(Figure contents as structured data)
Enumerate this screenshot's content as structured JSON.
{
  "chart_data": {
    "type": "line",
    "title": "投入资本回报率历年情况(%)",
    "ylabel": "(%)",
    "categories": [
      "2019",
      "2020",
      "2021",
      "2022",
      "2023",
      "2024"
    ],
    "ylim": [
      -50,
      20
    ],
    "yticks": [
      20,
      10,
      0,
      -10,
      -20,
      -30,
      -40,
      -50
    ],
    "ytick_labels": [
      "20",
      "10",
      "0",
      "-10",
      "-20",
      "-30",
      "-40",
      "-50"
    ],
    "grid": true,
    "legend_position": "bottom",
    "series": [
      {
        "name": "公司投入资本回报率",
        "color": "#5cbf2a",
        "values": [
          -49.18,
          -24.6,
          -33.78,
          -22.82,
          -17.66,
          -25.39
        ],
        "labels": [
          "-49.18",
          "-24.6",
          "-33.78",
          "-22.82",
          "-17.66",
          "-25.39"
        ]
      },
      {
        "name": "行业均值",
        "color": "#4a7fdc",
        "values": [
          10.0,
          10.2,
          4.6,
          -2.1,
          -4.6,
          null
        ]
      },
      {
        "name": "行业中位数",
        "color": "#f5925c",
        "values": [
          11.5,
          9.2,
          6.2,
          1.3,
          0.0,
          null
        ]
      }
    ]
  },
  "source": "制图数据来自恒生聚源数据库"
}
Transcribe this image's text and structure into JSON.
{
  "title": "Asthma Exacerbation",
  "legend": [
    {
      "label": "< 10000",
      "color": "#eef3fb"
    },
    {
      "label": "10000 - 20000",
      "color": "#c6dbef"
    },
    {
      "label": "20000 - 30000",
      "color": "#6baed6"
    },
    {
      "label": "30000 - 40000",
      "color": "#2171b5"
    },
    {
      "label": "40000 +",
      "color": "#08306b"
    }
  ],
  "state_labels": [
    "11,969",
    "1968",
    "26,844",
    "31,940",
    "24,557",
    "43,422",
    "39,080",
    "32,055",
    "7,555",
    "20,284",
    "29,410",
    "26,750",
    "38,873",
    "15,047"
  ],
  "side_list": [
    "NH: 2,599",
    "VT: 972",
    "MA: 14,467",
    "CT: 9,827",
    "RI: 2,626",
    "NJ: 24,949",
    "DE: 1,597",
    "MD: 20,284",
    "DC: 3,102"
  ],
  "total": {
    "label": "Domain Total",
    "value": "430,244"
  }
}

* * *

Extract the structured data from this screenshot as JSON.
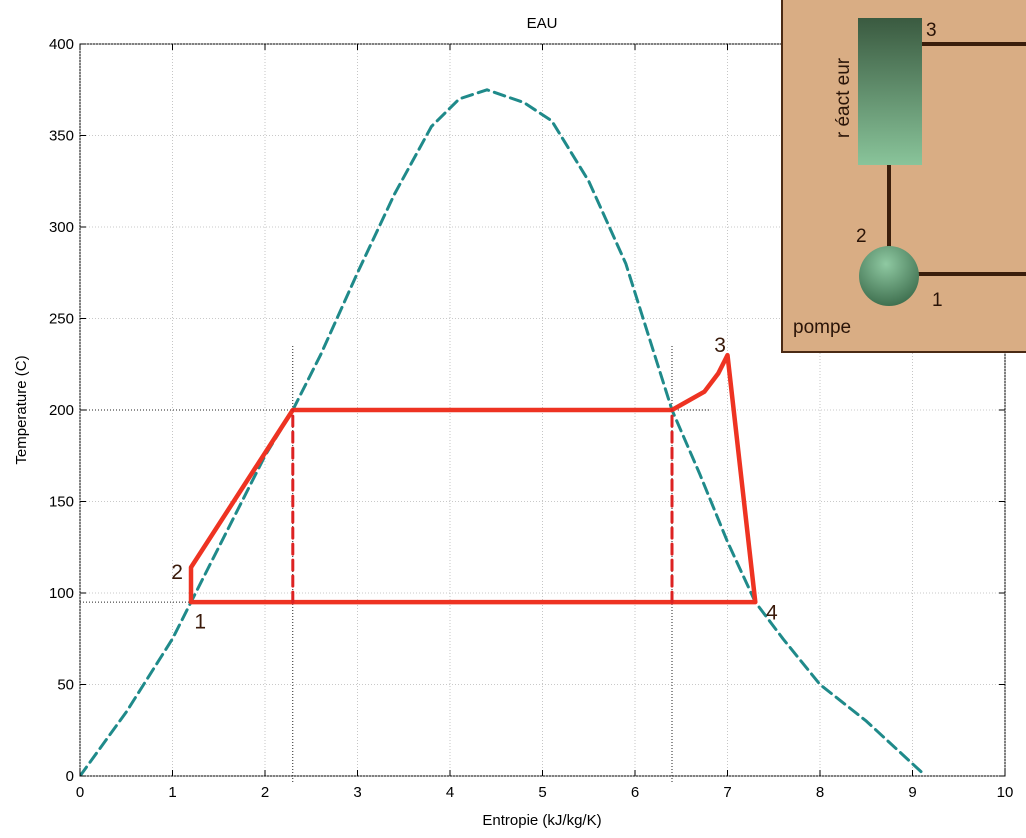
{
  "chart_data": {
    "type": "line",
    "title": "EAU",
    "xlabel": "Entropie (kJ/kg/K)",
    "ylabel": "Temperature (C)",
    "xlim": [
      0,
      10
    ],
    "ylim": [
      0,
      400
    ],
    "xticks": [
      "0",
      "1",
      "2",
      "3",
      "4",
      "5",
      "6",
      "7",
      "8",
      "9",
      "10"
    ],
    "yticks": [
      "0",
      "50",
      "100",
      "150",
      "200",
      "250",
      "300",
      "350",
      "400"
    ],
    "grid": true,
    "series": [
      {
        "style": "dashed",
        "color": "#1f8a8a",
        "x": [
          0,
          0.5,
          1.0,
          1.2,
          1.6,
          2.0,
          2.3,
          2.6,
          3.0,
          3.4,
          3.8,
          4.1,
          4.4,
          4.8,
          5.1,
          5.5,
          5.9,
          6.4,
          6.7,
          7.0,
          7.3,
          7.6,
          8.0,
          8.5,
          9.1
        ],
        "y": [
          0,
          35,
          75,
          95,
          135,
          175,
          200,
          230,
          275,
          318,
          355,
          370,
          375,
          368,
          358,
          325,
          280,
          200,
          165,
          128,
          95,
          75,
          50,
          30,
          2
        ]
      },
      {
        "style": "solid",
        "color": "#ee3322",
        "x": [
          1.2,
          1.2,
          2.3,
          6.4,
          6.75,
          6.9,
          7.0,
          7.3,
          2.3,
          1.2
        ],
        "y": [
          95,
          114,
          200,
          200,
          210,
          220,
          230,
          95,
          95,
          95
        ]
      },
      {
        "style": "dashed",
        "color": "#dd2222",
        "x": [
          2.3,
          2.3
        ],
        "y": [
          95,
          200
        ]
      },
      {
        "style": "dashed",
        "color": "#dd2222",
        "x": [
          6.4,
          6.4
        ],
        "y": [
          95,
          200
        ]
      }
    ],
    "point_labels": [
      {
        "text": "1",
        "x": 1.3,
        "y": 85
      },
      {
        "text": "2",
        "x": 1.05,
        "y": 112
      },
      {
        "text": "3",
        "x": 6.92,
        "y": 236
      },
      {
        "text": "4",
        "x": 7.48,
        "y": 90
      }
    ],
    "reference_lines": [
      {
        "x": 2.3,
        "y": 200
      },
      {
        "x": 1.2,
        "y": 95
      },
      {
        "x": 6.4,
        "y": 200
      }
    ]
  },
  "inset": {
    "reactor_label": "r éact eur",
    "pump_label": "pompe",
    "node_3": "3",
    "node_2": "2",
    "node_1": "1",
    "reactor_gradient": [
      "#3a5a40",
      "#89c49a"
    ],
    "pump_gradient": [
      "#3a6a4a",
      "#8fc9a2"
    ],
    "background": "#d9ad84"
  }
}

- _Your objective_: Which lines contain "this"? Show each of them.

- _Response_:
Enumerate this screenshot's content as structured JSON.
Transcribe this image's text and structure into JSON.
Extract the structured data from this screenshot as JSON.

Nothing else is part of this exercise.